### GOAL
Show only lines that include "спасибо".
-=-=-
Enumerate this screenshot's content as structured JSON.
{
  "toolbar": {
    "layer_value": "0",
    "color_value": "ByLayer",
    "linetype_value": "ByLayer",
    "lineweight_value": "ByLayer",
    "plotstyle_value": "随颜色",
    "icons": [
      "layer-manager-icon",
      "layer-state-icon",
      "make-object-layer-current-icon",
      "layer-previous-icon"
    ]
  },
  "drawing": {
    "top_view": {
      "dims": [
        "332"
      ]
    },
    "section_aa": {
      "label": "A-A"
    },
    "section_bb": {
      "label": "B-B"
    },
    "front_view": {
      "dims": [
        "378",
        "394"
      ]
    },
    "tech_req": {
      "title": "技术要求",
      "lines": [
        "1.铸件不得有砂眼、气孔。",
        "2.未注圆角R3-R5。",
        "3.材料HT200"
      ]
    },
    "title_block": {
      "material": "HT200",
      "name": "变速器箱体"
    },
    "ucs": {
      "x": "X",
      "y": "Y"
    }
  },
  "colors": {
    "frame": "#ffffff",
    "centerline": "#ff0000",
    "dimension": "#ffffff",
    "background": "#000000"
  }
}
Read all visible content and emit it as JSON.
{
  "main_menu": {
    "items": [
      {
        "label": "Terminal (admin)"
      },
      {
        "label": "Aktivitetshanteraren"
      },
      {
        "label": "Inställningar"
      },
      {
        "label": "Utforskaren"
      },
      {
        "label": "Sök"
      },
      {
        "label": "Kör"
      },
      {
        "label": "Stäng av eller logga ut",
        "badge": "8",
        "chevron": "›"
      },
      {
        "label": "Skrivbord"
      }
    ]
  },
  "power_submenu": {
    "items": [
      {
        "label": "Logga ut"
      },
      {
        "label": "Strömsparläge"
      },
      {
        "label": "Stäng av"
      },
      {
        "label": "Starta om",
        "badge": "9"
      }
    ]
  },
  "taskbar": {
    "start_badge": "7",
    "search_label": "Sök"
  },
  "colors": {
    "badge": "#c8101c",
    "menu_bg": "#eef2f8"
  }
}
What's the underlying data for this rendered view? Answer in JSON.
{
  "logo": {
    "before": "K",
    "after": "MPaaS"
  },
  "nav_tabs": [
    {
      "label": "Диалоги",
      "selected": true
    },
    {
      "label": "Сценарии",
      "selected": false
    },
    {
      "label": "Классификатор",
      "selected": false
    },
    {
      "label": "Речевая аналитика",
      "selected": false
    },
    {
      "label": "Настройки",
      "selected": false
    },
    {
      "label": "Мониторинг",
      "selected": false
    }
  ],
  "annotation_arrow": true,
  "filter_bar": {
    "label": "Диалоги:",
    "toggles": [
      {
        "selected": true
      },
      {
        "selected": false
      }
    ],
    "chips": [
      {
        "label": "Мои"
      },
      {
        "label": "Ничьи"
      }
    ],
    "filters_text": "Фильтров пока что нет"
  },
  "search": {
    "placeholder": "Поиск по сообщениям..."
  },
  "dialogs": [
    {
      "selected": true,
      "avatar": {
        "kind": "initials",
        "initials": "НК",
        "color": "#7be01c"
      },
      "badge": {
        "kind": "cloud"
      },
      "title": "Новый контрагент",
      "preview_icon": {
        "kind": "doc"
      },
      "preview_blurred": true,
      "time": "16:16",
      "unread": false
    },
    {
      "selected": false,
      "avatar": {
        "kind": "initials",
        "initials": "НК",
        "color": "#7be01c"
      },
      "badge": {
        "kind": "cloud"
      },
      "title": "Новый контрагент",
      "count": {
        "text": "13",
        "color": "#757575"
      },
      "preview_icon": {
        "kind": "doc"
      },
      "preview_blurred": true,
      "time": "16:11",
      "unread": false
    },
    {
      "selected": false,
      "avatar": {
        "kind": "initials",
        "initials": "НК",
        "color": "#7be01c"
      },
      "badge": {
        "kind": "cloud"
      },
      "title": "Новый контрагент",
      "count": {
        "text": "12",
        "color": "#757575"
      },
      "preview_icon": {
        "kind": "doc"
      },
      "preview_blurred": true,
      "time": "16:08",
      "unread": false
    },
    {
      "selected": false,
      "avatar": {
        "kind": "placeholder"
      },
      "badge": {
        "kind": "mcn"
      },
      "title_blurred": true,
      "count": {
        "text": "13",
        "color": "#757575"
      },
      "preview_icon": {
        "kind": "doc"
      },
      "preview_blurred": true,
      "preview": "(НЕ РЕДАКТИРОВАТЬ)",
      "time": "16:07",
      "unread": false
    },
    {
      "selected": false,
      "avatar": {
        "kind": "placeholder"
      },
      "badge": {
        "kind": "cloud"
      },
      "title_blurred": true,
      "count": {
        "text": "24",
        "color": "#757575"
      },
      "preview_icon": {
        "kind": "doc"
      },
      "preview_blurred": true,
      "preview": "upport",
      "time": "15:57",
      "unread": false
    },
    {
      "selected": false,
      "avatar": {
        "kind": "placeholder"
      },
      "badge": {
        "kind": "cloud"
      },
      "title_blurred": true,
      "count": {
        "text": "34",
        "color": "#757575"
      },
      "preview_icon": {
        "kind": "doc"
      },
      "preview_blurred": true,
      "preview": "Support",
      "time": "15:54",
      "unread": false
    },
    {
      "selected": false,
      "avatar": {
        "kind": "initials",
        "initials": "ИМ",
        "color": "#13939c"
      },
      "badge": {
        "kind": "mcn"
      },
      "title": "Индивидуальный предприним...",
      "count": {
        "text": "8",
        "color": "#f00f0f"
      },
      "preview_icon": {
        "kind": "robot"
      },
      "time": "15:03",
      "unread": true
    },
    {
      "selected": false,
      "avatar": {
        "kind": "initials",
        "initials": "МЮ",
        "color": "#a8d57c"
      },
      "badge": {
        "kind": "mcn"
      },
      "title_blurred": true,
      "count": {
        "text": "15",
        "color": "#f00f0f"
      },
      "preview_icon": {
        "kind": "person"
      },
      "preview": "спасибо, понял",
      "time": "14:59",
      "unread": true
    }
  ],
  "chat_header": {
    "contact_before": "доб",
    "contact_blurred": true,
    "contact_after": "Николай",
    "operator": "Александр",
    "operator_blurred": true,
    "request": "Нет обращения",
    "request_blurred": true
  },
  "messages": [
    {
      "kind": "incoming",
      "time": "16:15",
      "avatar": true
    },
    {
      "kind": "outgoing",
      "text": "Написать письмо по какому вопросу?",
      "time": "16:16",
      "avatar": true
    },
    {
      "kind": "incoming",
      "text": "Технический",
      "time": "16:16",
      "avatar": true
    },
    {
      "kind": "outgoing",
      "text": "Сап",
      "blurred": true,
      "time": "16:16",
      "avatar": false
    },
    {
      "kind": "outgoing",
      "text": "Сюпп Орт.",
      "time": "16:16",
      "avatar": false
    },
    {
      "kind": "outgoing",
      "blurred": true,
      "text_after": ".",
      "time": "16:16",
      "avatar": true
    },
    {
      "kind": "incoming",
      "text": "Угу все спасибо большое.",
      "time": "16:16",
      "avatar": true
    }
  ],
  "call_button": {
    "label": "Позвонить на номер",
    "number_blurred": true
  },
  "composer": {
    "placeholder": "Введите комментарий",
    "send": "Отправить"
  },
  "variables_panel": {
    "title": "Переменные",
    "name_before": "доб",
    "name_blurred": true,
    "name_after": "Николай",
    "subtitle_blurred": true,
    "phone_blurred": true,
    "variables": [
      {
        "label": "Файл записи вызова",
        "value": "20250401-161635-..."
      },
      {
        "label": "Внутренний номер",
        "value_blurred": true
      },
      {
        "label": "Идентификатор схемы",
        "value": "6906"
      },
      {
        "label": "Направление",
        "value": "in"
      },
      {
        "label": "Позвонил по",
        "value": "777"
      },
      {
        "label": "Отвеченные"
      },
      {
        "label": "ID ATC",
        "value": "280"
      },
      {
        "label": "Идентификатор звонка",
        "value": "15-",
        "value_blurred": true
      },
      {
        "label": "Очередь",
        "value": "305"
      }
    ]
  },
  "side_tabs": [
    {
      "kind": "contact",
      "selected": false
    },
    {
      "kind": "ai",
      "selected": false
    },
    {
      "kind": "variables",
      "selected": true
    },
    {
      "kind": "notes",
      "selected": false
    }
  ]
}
-=-=-
### REPLY TO THE TASK
      "preview": "спасибо, понял",
      "text": "Угу все спасибо большое.",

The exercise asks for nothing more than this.